_WHAT IS BEING ASKED_:
Only the number is wanted: how many lines contain the string "name"?

[begin DATASET ROWS]

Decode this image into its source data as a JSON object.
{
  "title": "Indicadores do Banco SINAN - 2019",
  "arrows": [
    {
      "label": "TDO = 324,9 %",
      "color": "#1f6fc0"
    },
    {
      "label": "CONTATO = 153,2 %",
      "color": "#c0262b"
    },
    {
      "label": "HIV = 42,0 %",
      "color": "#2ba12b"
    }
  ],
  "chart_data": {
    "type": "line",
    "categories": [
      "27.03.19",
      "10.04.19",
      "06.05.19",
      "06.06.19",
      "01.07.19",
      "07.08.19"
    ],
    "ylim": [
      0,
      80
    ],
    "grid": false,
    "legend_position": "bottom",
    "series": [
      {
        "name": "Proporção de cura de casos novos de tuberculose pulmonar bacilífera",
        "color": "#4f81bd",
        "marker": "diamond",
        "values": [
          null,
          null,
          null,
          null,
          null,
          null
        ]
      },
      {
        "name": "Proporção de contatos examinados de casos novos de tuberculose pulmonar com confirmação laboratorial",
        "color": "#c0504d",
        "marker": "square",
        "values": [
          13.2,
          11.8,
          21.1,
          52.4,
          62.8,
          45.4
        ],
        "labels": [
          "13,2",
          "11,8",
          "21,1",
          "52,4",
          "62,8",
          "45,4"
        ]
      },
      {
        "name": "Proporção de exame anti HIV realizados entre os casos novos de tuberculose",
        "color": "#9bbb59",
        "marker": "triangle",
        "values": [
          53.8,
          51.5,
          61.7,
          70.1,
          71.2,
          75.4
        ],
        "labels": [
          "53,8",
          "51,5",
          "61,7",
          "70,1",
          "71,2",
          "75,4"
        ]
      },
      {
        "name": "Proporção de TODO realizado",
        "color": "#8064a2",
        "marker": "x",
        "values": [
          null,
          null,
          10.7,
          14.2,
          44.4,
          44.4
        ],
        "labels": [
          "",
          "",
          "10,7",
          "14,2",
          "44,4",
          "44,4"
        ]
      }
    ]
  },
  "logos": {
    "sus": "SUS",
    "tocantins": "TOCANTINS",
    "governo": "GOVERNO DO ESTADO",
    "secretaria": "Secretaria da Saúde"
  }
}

[end DATASET ROWS]

_RESULT_:
4